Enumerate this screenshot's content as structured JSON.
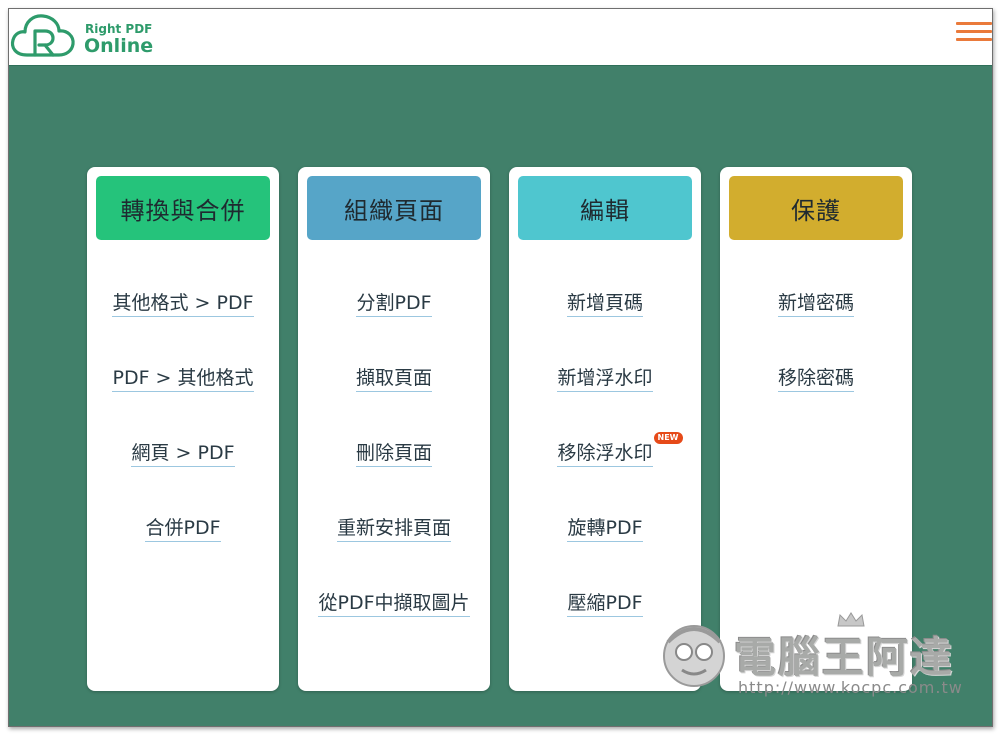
{
  "app": {
    "logo_line1": "Right PDF",
    "logo_line2": "Online",
    "brand_color": "#2e9b6b",
    "menu_icon": "hamburger-menu-icon",
    "menu_color": "#ea7a3b",
    "background_color": "#41806a"
  },
  "categories": [
    {
      "title": "轉換與合併",
      "color": "#25c37b",
      "links": [
        "其他格式 > PDF",
        "PDF > 其他格式",
        "網頁 > PDF",
        "合併PDF"
      ]
    },
    {
      "title": "組織頁面",
      "color": "#56a5c8",
      "links": [
        "分割PDF",
        "擷取頁面",
        "刪除頁面",
        "重新安排頁面",
        "從PDF中擷取圖片"
      ]
    },
    {
      "title": "編輯",
      "color": "#4fc6cf",
      "links": [
        "新增頁碼",
        "新增浮水印",
        "移除浮水印",
        "旋轉PDF",
        "壓縮PDF"
      ],
      "badge": "NEW"
    },
    {
      "title": "保護",
      "color": "#d2ad2e",
      "links": [
        "新增密碼",
        "移除密碼"
      ]
    }
  ],
  "watermark": {
    "title": "電腦王阿達",
    "url": "http://www.kocpc.com.tw"
  }
}
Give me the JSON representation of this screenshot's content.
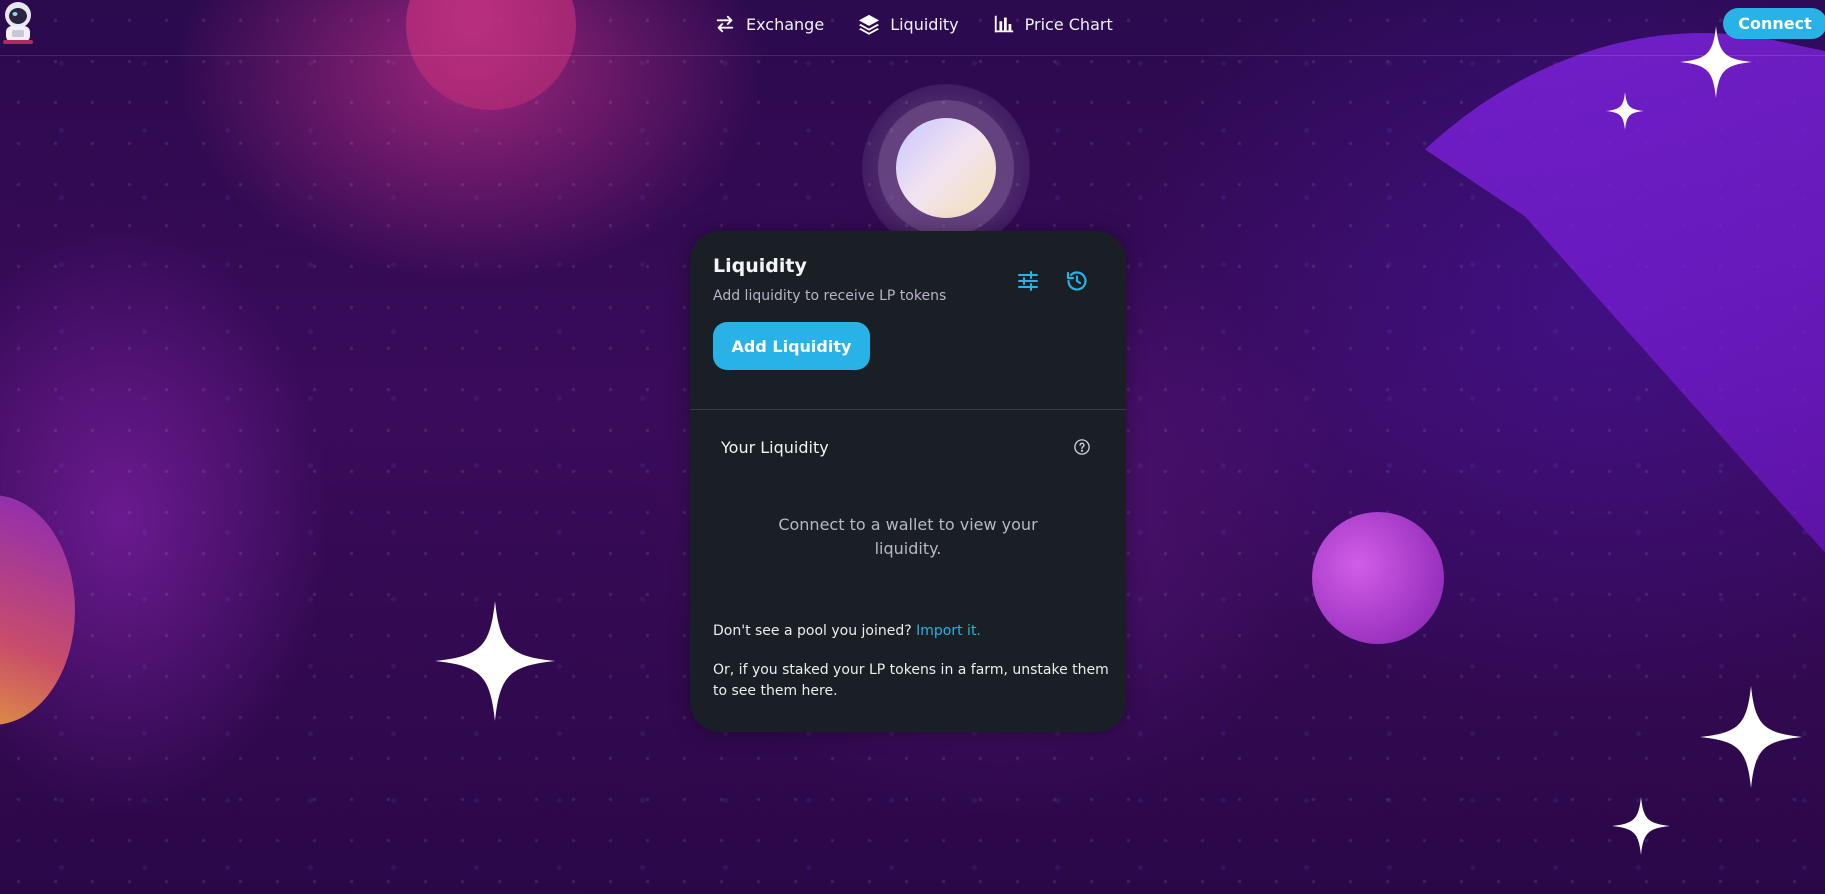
{
  "header": {
    "nav": [
      {
        "label": "Exchange",
        "icon": "swap-arrows-icon"
      },
      {
        "label": "Liquidity",
        "icon": "layers-icon"
      },
      {
        "label": "Price Chart",
        "icon": "bar-chart-icon"
      }
    ],
    "connect_label": "Connect"
  },
  "card": {
    "title": "Liquidity",
    "subtitle": "Add liquidity to receive LP tokens",
    "add_liquidity_label": "Add Liquidity",
    "your_liquidity_label": "Your Liquidity",
    "connect_message": "Connect to a wallet to view your liquidity.",
    "pool_question": "Don't see a pool you joined?",
    "import_link": "Import it.",
    "staked_message": "Or, if you staked your LP tokens in a farm, unstake them to see them here."
  },
  "colors": {
    "accent": "#28b2e6",
    "card_bg": "#1a1e25",
    "page_bg": "#2b0a4e"
  }
}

## TASK GOAL
Extract each line holding the word "this" from the records.

## RESPONSE
Enumerate this screenshot's content as structured JSON.
Give me the JSON representation of this screenshot's content.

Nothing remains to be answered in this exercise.